■ TASK BRIEF ■
Drop the pictures, then extract the listing word for word.

■ INPUT DATA ■
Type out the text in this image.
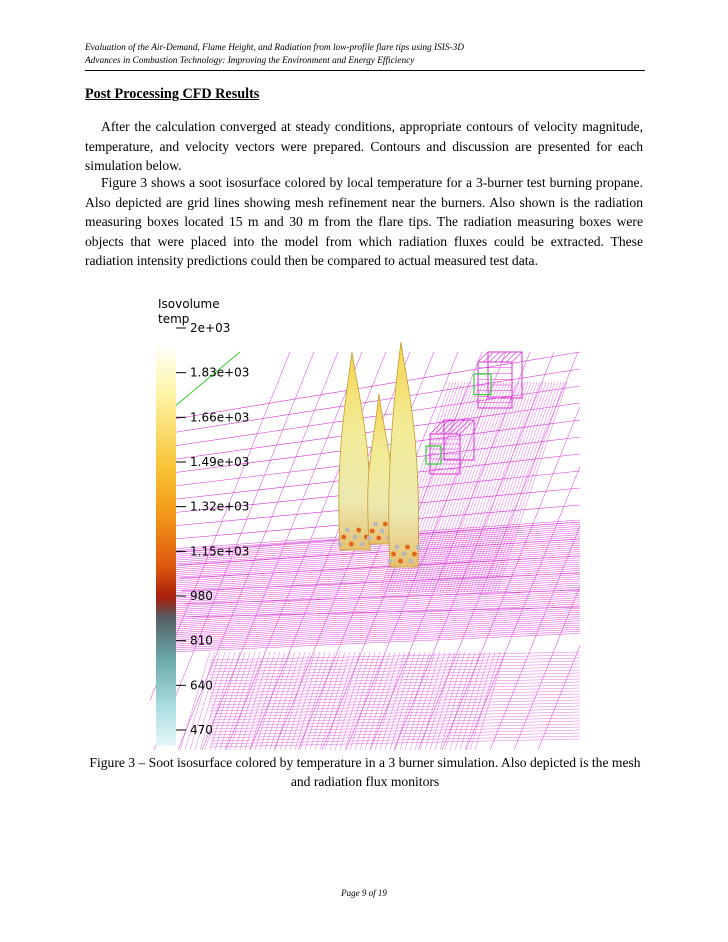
Evaluation of the Air-Demand, Flame Height, and Radiation from low-profile flare tips using ISIS-3D
Advances in Combustion Technology: Improving the Environment and Energy Efficiency
Post Processing CFD Results

After the calculation converged at steady conditions, appropriate contours of velocity magnitude, temperature, and velocity vectors were prepared. Contours and discussion are presented for each simulation below.

Figure 3 shows a soot isosurface colored by local temperature for a 3-burner test burning propane. Also depicted are grid lines showing mesh refinement near the burners. Also shown is the radiation measuring boxes located 15 m and 30 m from the flare tips. The radiation measuring boxes were objects that were placed into the model from which radiation fluxes could be extracted. These radiation intensity predictions could then be compared to actual measured test data.

Isovolume
temp
2e+03
1.83e+03
1.66e+03
1.49e+03
1.32e+03
1.15e+03
980
810
640
470
Figure 3 – Soot isosurface colored by temperature in a 3 burner simulation. Also depicted is the mesh and radiation flux monitors
Page 9 of 19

■ WORKED ANSWER ■
Type out the text in this image.
Evaluation of the Air-Demand, Flame Height, and Radiation from low-profile flare tips using ISIS-3D
Advances in Combustion Technology: Improving the Environment and Energy Efficiency
Post Processing CFD Results

After the calculation converged at steady conditions, appropriate contours of velocity magnitude, temperature, and velocity vectors were prepared. Contours and discussion are presented for each simulation below.

Figure 3 shows a soot isosurface colored by local temperature for a 3-burner test burning propane. Also depicted are grid lines showing mesh refinement near the burners. Also shown is the radiation measuring boxes located 15 m and 30 m from the flare tips. The radiation measuring boxes were objects that were placed into the model from which radiation fluxes could be extracted. These radiation intensity predictions could then be compared to actual measured test data.

Isovolume
temp
2e+03
1.83e+03
1.66e+03
1.49e+03
1.32e+03
1.15e+03
980
810
640
470
Figure 3 – Soot isosurface colored by temperature in a 3 burner simulation. Also depicted is the mesh and radiation flux monitors
Page 9 of 19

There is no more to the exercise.